Aim of the exercise:
Return a copy of every line in the records that includes the word "Production".

Entries taken from a collection:
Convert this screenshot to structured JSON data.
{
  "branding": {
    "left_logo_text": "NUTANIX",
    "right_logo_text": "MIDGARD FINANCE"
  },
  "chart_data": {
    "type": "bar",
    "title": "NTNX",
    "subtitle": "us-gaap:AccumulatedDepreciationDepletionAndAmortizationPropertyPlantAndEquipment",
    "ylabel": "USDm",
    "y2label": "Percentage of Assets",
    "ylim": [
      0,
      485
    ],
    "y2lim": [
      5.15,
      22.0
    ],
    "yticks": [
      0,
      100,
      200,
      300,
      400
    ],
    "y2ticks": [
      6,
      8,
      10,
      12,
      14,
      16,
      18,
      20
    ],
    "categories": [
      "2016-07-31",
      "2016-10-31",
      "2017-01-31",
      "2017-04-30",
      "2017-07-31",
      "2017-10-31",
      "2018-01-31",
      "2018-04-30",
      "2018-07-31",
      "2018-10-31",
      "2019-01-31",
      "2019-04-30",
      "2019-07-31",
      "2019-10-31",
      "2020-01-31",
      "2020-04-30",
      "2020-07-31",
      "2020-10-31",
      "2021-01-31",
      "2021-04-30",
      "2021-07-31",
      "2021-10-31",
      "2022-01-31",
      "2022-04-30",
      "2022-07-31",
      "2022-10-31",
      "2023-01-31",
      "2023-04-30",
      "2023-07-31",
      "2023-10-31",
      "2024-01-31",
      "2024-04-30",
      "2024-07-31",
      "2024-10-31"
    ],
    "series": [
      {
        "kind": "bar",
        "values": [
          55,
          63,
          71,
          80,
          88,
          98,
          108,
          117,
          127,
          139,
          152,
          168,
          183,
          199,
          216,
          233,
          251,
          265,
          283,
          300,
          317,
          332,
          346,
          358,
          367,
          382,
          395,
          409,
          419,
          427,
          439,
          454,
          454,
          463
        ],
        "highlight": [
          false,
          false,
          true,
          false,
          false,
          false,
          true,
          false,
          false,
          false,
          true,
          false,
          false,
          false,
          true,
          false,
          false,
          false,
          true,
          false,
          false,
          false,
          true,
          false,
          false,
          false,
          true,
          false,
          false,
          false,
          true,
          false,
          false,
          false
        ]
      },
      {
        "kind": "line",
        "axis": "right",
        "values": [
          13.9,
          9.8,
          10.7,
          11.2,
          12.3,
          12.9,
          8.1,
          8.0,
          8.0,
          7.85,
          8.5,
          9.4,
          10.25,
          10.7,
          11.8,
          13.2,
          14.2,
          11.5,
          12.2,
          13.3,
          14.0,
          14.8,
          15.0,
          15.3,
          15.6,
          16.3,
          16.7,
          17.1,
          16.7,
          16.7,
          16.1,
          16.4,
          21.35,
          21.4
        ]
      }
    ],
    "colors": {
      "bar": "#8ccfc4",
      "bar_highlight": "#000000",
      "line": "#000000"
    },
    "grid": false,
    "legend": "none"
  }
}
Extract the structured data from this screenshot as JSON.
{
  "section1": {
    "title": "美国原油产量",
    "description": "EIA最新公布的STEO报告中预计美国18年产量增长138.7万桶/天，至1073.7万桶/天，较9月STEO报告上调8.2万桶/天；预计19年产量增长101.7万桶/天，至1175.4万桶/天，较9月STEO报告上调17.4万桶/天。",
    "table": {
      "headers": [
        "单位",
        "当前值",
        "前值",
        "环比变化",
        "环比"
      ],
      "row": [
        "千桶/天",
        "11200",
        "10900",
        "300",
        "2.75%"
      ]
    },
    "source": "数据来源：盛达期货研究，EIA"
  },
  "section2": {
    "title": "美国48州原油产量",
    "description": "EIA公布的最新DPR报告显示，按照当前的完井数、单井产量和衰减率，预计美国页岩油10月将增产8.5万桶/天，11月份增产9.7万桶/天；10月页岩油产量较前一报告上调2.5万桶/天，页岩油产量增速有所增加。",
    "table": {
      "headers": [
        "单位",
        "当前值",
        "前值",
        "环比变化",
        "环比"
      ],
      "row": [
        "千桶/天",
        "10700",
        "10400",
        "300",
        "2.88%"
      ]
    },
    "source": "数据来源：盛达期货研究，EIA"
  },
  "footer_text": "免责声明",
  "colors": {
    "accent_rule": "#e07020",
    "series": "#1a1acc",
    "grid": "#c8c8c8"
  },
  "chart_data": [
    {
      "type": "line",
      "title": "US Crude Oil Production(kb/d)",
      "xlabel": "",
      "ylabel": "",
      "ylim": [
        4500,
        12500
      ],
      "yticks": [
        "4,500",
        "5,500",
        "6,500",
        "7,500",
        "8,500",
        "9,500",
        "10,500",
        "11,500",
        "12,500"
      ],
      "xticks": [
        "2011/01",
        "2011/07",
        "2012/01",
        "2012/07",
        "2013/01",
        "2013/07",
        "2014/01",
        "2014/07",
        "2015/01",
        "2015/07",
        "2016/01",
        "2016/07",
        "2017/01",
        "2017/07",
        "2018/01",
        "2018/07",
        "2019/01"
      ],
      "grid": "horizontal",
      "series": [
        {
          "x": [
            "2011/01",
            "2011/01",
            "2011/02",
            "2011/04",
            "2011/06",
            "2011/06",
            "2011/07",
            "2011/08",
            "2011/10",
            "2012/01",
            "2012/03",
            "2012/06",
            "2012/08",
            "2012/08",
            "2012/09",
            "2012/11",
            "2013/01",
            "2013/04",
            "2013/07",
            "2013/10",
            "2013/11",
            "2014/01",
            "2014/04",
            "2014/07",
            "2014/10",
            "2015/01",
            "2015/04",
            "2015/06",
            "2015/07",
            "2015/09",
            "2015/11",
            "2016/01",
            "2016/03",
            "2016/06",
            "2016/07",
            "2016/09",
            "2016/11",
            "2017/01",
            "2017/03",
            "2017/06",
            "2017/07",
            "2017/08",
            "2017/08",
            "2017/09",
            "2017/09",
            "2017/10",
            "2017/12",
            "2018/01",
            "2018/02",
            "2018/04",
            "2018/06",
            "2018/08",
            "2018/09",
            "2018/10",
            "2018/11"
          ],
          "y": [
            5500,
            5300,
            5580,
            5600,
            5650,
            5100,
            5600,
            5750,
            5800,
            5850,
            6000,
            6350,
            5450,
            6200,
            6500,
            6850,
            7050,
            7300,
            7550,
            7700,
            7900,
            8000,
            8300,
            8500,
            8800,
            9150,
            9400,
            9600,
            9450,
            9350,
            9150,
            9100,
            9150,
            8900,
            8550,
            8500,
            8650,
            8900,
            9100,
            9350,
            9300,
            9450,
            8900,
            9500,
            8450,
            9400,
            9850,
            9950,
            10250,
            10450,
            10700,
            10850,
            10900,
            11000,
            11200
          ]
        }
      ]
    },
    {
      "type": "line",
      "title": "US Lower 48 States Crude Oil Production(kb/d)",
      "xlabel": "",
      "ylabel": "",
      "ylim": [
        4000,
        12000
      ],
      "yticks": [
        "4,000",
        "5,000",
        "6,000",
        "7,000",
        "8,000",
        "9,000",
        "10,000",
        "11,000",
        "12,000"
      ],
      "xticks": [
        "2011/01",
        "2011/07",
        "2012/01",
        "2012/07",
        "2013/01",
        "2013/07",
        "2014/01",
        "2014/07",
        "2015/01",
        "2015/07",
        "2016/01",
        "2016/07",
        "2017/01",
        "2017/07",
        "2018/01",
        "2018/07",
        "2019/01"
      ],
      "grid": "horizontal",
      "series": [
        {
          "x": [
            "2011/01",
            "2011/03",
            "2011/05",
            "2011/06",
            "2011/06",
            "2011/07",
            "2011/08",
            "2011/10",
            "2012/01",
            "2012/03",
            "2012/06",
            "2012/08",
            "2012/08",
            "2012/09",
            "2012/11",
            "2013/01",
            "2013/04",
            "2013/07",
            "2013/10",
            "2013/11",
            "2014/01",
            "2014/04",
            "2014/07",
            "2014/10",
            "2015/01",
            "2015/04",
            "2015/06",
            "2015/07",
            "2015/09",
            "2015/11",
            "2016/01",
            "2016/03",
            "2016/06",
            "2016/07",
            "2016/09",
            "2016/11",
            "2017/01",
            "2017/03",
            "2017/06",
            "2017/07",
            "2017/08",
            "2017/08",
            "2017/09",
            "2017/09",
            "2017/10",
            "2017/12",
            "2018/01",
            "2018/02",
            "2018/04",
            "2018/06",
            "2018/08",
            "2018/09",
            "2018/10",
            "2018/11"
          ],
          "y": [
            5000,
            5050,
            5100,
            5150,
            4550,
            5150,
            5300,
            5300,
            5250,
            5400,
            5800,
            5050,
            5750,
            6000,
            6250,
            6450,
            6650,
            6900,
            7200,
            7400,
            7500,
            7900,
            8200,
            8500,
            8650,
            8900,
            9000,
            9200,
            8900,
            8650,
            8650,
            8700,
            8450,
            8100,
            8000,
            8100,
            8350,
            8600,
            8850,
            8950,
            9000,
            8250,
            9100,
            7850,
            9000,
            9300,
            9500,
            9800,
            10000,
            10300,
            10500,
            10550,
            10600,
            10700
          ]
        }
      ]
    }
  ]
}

Task solution:
      "title": "US Crude Oil Production(kb/d)",
      "title": "US Lower 48 States Crude Oil Production(kb/d)",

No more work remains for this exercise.